> Data extract
__________________________________________________
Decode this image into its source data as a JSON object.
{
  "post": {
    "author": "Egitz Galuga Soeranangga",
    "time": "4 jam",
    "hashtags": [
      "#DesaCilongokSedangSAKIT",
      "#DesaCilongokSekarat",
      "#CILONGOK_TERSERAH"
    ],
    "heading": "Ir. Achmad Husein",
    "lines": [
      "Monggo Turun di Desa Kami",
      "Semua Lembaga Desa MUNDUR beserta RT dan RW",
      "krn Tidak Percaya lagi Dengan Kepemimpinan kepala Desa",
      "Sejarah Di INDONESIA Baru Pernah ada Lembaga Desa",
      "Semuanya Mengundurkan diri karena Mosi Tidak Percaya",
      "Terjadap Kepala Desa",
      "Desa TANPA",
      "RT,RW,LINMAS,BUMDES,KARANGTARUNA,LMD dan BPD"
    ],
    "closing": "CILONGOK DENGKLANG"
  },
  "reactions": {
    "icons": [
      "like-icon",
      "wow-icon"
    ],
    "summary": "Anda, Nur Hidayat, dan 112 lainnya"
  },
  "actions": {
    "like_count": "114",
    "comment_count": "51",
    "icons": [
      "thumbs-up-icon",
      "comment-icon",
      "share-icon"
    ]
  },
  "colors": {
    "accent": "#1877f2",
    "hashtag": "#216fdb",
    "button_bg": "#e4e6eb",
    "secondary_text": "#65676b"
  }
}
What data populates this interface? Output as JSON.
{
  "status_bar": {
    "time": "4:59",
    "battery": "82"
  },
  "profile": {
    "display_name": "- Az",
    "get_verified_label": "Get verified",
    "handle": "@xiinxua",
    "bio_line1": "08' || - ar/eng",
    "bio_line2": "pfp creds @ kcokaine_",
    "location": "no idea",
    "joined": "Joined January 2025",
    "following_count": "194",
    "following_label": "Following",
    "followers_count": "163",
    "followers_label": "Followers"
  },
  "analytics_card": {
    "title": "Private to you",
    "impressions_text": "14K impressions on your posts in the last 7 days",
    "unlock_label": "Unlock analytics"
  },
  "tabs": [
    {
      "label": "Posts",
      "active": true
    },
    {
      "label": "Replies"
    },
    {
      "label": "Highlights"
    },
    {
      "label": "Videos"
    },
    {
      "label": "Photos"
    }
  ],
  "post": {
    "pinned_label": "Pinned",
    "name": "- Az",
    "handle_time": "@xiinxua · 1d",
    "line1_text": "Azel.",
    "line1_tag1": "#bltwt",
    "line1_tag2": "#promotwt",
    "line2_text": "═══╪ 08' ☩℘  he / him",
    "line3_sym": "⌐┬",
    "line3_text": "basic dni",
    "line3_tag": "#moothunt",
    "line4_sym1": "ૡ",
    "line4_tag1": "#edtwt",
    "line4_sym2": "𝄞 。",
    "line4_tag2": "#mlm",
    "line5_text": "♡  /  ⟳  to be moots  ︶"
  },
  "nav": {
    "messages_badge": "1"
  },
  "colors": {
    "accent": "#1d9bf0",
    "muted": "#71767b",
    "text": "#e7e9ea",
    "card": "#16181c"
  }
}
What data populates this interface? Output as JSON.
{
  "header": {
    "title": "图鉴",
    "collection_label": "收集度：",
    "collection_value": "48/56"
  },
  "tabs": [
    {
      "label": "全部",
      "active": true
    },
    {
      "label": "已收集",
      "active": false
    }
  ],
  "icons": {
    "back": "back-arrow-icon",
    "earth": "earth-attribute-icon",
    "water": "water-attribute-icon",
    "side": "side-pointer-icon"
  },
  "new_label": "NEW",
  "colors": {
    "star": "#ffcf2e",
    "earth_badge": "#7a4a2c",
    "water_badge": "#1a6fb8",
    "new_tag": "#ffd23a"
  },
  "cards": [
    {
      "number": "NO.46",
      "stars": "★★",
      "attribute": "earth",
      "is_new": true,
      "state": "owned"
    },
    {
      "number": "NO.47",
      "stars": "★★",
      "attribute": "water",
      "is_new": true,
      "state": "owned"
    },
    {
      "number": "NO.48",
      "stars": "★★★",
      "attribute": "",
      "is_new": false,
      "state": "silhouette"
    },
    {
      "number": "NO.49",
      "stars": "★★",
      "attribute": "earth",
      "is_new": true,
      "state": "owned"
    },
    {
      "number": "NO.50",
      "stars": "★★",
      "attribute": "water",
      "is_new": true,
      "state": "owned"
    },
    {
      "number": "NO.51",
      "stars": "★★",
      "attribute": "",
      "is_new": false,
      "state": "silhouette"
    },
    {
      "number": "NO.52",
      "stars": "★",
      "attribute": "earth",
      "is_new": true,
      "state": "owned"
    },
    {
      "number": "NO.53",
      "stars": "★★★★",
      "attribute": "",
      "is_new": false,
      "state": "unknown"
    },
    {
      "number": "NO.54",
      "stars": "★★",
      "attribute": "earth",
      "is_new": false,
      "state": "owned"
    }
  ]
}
__________________________________________________
> Prompt
The whole listing above needs to be written out again exactly.

> Result below
Decode this image into its source data as a JSON object.
{
  "post": {
    "author": "Egitz Galuga Soeranangga",
    "time": "4 jam",
    "hashtags": [
      "#DesaCilongokSedangSAKIT",
      "#DesaCilongokSekarat",
      "#CILONGOK_TERSERAH"
    ],
    "heading": "Ir. Achmad Husein",
    "lines": [
      "Monggo Turun di Desa Kami",
      "Semua Lembaga Desa MUNDUR beserta RT dan RW",
      "krn Tidak Percaya lagi Dengan Kepemimpinan kepala Desa",
      "Sejarah Di INDONESIA Baru Pernah ada Lembaga Desa",
      "Semuanya Mengundurkan diri karena Mosi Tidak Percaya",
      "Terjadap Kepala Desa",
      "Desa TANPA",
      "RT,RW,LINMAS,BUMDES,KARANGTARUNA,LMD dan BPD"
    ],
    "closing": "CILONGOK DENGKLANG"
  },
  "reactions": {
    "icons": [
      "like-icon",
      "wow-icon"
    ],
    "summary": "Anda, Nur Hidayat, dan 112 lainnya"
  },
  "actions": {
    "like_count": "114",
    "comment_count": "51",
    "icons": [
      "thumbs-up-icon",
      "comment-icon",
      "share-icon"
    ]
  },
  "colors": {
    "accent": "#1877f2",
    "hashtag": "#216fdb",
    "button_bg": "#e4e6eb",
    "secondary_text": "#65676b"
  }
}
What data populates this interface? Output as JSON.
{
  "status_bar": {
    "time": "4:59",
    "battery": "82"
  },
  "profile": {
    "display_name": "- Az",
    "get_verified_label": "Get verified",
    "handle": "@xiinxua",
    "bio_line1": "08' || - ar/eng",
    "bio_line2": "pfp creds @ kcokaine_",
    "location": "no idea",
    "joined": "Joined January 2025",
    "following_count": "194",
    "following_label": "Following",
    "followers_count": "163",
    "followers_label": "Followers"
  },
  "analytics_card": {
    "title": "Private to you",
    "impressions_text": "14K impressions on your posts in the last 7 days",
    "unlock_label": "Unlock analytics"
  },
  "tabs": [
    {
      "label": "Posts",
      "active": true
    },
    {
      "label": "Replies"
    },
    {
      "label": "Highlights"
    },
    {
      "label": "Videos"
    },
    {
      "label": "Photos"
    }
  ],
  "post": {
    "pinned_label": "Pinned",
    "name": "- Az",
    "handle_time": "@xiinxua · 1d",
    "line1_text": "Azel.",
    "line1_tag1": "#bltwt",
    "line1_tag2": "#promotwt",
    "line2_text": "═══╪ 08' ☩℘  he / him",
    "line3_sym": "⌐┬",
    "line3_text": "basic dni",
    "line3_tag": "#moothunt",
    "line4_sym1": "ૡ",
    "line4_tag1": "#edtwt",
    "line4_sym2": "𝄞 。",
    "line4_tag2": "#mlm",
    "line5_text": "♡  /  ⟳  to be moots  ︶"
  },
  "nav": {
    "messages_badge": "1"
  },
  "colors": {
    "accent": "#1d9bf0",
    "muted": "#71767b",
    "text": "#e7e9ea",
    "card": "#16181c"
  }
}
What data populates this interface? Output as JSON.
{
  "header": {
    "title": "图鉴",
    "collection_label": "收集度：",
    "collection_value": "48/56"
  },
  "tabs": [
    {
      "label": "全部",
      "active": true
    },
    {
      "label": "已收集",
      "active": false
    }
  ],
  "icons": {
    "back": "back-arrow-icon",
    "earth": "earth-attribute-icon",
    "water": "water-attribute-icon",
    "side": "side-pointer-icon"
  },
  "new_label": "NEW",
  "colors": {
    "star": "#ffcf2e",
    "earth_badge": "#7a4a2c",
    "water_badge": "#1a6fb8",
    "new_tag": "#ffd23a"
  },
  "cards": [
    {
      "number": "NO.46",
      "stars": "★★",
      "attribute": "earth",
      "is_new": true,
      "state": "owned"
    },
    {
      "number": "NO.47",
      "stars": "★★",
      "attribute": "water",
      "is_new": true,
      "state": "owned"
    },
    {
      "number": "NO.48",
      "stars": "★★★",
      "attribute": "",
      "is_new": false,
      "state": "silhouette"
    },
    {
      "number": "NO.49",
      "stars": "★★",
      "attribute": "earth",
      "is_new": true,
      "state": "owned"
    },
    {
      "number": "NO.50",
      "stars": "★★",
      "attribute": "water",
      "is_new": true,
      "state": "owned"
    },
    {
      "number": "NO.51",
      "stars": "★★",
      "attribute": "",
      "is_new": false,
      "state": "silhouette"
    },
    {
      "number": "NO.52",
      "stars": "★",
      "attribute": "earth",
      "is_new": true,
      "state": "owned"
    },
    {
      "number": "NO.53",
      "stars": "★★★★",
      "attribute": "",
      "is_new": false,
      "state": "unknown"
    },
    {
      "number": "NO.54",
      "stars": "★★",
      "attribute": "earth",
      "is_new": false,
      "state": "owned"
    }
  ]
}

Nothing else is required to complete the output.